- _EXERCISE REQUIREMENTS_
All of the entries must be reproduced exactly, with no images carried over.

%%

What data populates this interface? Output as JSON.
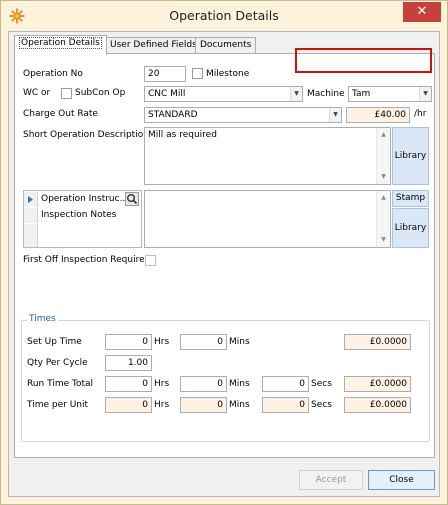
{
  "window": {
    "title": "Operation Details",
    "close_glyph": "✕",
    "app_icon": "sun-gear-icon"
  },
  "tabs": [
    {
      "label": "Operation Details",
      "active": true
    },
    {
      "label": "User Defined Fields",
      "active": false
    },
    {
      "label": "Documents",
      "active": false
    }
  ],
  "form": {
    "operation_no_label": "Operation No",
    "operation_no": "20",
    "milestone_label": "Milestone",
    "wc_or_label": "WC or",
    "subcon_label": "SubCon Op",
    "work_centre": "CNC Mill",
    "machine_label": "Machine",
    "machine": "Tam",
    "charge_out_label": "Charge Out Rate",
    "charge_out_rate": "STANDARD",
    "rate_value": "£40.00",
    "rate_unit": "/hr",
    "short_desc_label": "Short Operation Description",
    "short_desc": "Mill as required",
    "library_label": "Library",
    "stamp_label": "Stamp",
    "library2_label": "Library",
    "notes_grid": [
      "Operation Instruc...",
      "Inspection Notes"
    ],
    "first_off_label": "First Off Inspection Required"
  },
  "times": {
    "group_title": "Times",
    "setup_label": "Set Up Time",
    "setup_hrs": "0",
    "setup_mins": "0",
    "setup_cost": "£0.0000",
    "qty_label": "Qty Per Cycle",
    "qty": "1.00",
    "run_label": "Run Time Total",
    "run_hrs": "0",
    "run_mins": "0",
    "run_secs": "0",
    "run_cost": "£0.0000",
    "unit_label": "Time per Unit",
    "unit_hrs": "0",
    "unit_mins": "0",
    "unit_secs": "0",
    "unit_cost": "£0.0000",
    "hrs_unit": "Hrs",
    "mins_unit": "Mins",
    "secs_unit": "Secs"
  },
  "buttons": {
    "accept": "Accept",
    "close": "Close"
  },
  "colors": {
    "highlight_box": "#d01010",
    "readonly_fill": "#fdf2e3",
    "group_title": "#1e5eb8"
  }
}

%%

- _THE SOLUTION_
What data populates this interface? Output as JSON.
{
  "window": {
    "title": "Operation Details",
    "close_glyph": "✕",
    "app_icon": "sun-gear-icon"
  },
  "tabs": [
    {
      "label": "Operation Details",
      "active": true
    },
    {
      "label": "User Defined Fields",
      "active": false
    },
    {
      "label": "Documents",
      "active": false
    }
  ],
  "form": {
    "operation_no_label": "Operation No",
    "operation_no": "20",
    "milestone_label": "Milestone",
    "wc_or_label": "WC or",
    "subcon_label": "SubCon Op",
    "work_centre": "CNC Mill",
    "machine_label": "Machine",
    "machine": "Tam",
    "charge_out_label": "Charge Out Rate",
    "charge_out_rate": "STANDARD",
    "rate_value": "£40.00",
    "rate_unit": "/hr",
    "short_desc_label": "Short Operation Description",
    "short_desc": "Mill as required",
    "library_label": "Library",
    "stamp_label": "Stamp",
    "library2_label": "Library",
    "notes_grid": [
      "Operation Instruc...",
      "Inspection Notes"
    ],
    "first_off_label": "First Off Inspection Required"
  },
  "times": {
    "group_title": "Times",
    "setup_label": "Set Up Time",
    "setup_hrs": "0",
    "setup_mins": "0",
    "setup_cost": "£0.0000",
    "qty_label": "Qty Per Cycle",
    "qty": "1.00",
    "run_label": "Run Time Total",
    "run_hrs": "0",
    "run_mins": "0",
    "run_secs": "0",
    "run_cost": "£0.0000",
    "unit_label": "Time per Unit",
    "unit_hrs": "0",
    "unit_mins": "0",
    "unit_secs": "0",
    "unit_cost": "£0.0000",
    "hrs_unit": "Hrs",
    "mins_unit": "Mins",
    "secs_unit": "Secs"
  },
  "buttons": {
    "accept": "Accept",
    "close": "Close"
  },
  "colors": {
    "highlight_box": "#d01010",
    "readonly_fill": "#fdf2e3",
    "group_title": "#1e5eb8"
  }
}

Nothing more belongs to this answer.